▶ _TASK MATERIAL_
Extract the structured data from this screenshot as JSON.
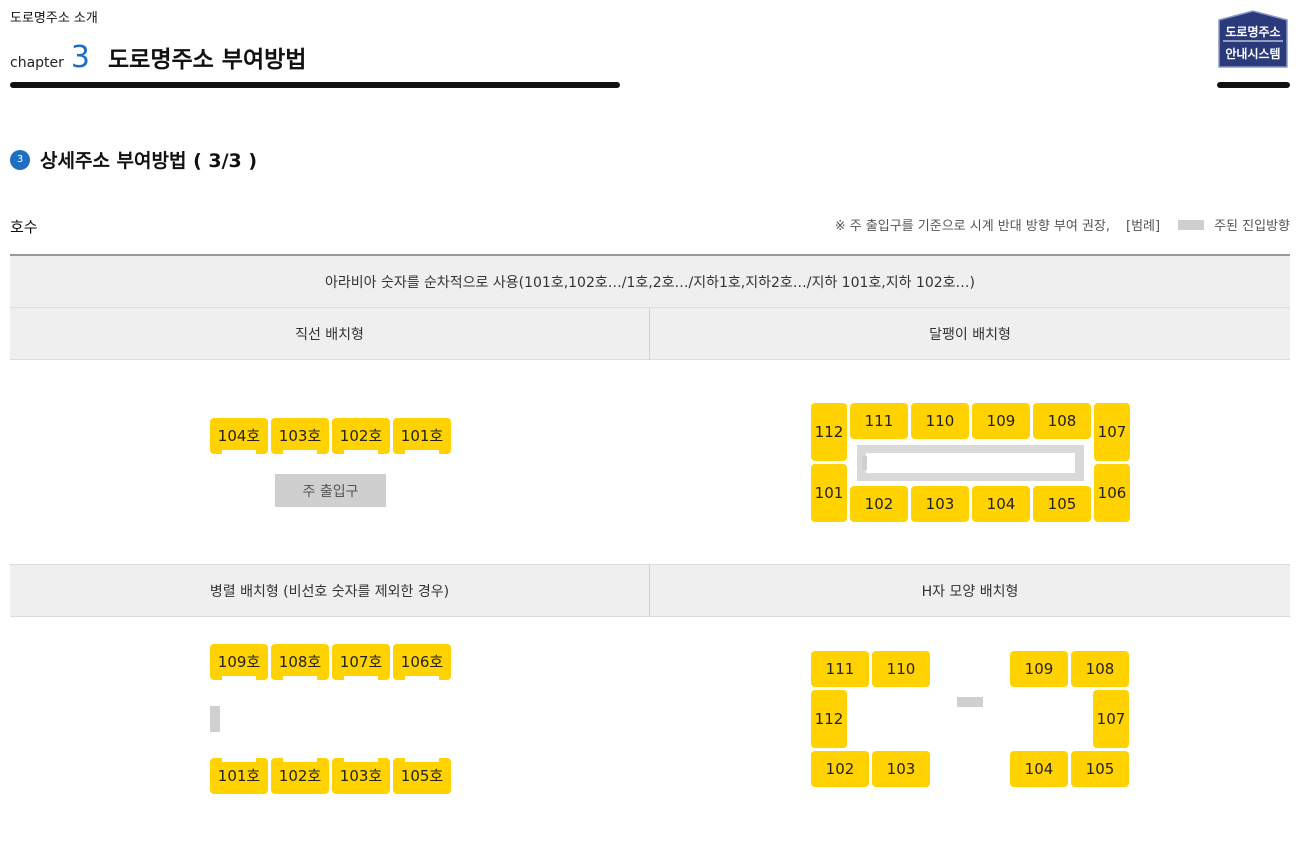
{
  "header": {
    "super_title": "도로명주소 소개",
    "chapter_label": "chapter",
    "chapter_number": "3",
    "chapter_title": "도로명주소 부여방법",
    "logo_line1": "도로명주소",
    "logo_line2": "안내시스템"
  },
  "section": {
    "number": "3",
    "title": "상세주소 부여방법 ( 3/3 )"
  },
  "hosu_label": "호수",
  "note": {
    "text": "※ 주 출입구를 기준으로 시계 반대 방향 부여 권장,",
    "legend_label": "[범례]",
    "legend_item": "주된 진입방향"
  },
  "table": {
    "header_row": "아라비아 숫자를 순차적으로 사용(101호,102호…/1호,2호…/지하1호,지하2호…/지하 101호,지하 102호…)",
    "straight_title": "직선 배치형",
    "snail_title": "달팽이 배치형",
    "parallel_title": "병렬 배치형 (비선호 숫자를 제외한 경우)",
    "hshape_title": "H자 모양 배치형"
  },
  "straight": {
    "rooms": [
      "104호",
      "103호",
      "102호",
      "101호"
    ],
    "entrance": "주 출입구"
  },
  "snail": {
    "top": [
      "111",
      "110",
      "109",
      "108"
    ],
    "bottom": [
      "102",
      "103",
      "104",
      "105"
    ],
    "left_top": "112",
    "left_bottom": "101",
    "right_top": "107",
    "right_bottom": "106"
  },
  "parallel": {
    "top": [
      "109호",
      "108호",
      "107호",
      "106호"
    ],
    "bottom": [
      "101호",
      "102호",
      "103호",
      "105호"
    ]
  },
  "hshape": {
    "left_top": [
      "111",
      "110"
    ],
    "left_mid": "112",
    "left_bottom": [
      "102",
      "103"
    ],
    "right_top": [
      "109",
      "108"
    ],
    "right_mid": "107",
    "right_bottom": [
      "104",
      "105"
    ]
  },
  "colors": {
    "accent_blue": "#1e6fc1",
    "room_yellow": "#ffd200",
    "row_gray": "#efefef",
    "entry_gray": "#cfcfcf",
    "logo_navy": "#2b3a7a"
  }
}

▶ _EXERCISE OBJECTIVE_
Leave the pictures out, and print every line of the listing exactly as written.

▶ _RESULT FOR THIS EXERCISE_
Extract the structured data from this screenshot as JSON.
{
  "header": {
    "super_title": "도로명주소 소개",
    "chapter_label": "chapter",
    "chapter_number": "3",
    "chapter_title": "도로명주소 부여방법",
    "logo_line1": "도로명주소",
    "logo_line2": "안내시스템"
  },
  "section": {
    "number": "3",
    "title": "상세주소 부여방법 ( 3/3 )"
  },
  "hosu_label": "호수",
  "note": {
    "text": "※ 주 출입구를 기준으로 시계 반대 방향 부여 권장,",
    "legend_label": "[범례]",
    "legend_item": "주된 진입방향"
  },
  "table": {
    "header_row": "아라비아 숫자를 순차적으로 사용(101호,102호…/1호,2호…/지하1호,지하2호…/지하 101호,지하 102호…)",
    "straight_title": "직선 배치형",
    "snail_title": "달팽이 배치형",
    "parallel_title": "병렬 배치형 (비선호 숫자를 제외한 경우)",
    "hshape_title": "H자 모양 배치형"
  },
  "straight": {
    "rooms": [
      "104호",
      "103호",
      "102호",
      "101호"
    ],
    "entrance": "주 출입구"
  },
  "snail": {
    "top": [
      "111",
      "110",
      "109",
      "108"
    ],
    "bottom": [
      "102",
      "103",
      "104",
      "105"
    ],
    "left_top": "112",
    "left_bottom": "101",
    "right_top": "107",
    "right_bottom": "106"
  },
  "parallel": {
    "top": [
      "109호",
      "108호",
      "107호",
      "106호"
    ],
    "bottom": [
      "101호",
      "102호",
      "103호",
      "105호"
    ]
  },
  "hshape": {
    "left_top": [
      "111",
      "110"
    ],
    "left_mid": "112",
    "left_bottom": [
      "102",
      "103"
    ],
    "right_top": [
      "109",
      "108"
    ],
    "right_mid": "107",
    "right_bottom": [
      "104",
      "105"
    ]
  },
  "colors": {
    "accent_blue": "#1e6fc1",
    "room_yellow": "#ffd200",
    "row_gray": "#efefef",
    "entry_gray": "#cfcfcf",
    "logo_navy": "#2b3a7a"
  }
}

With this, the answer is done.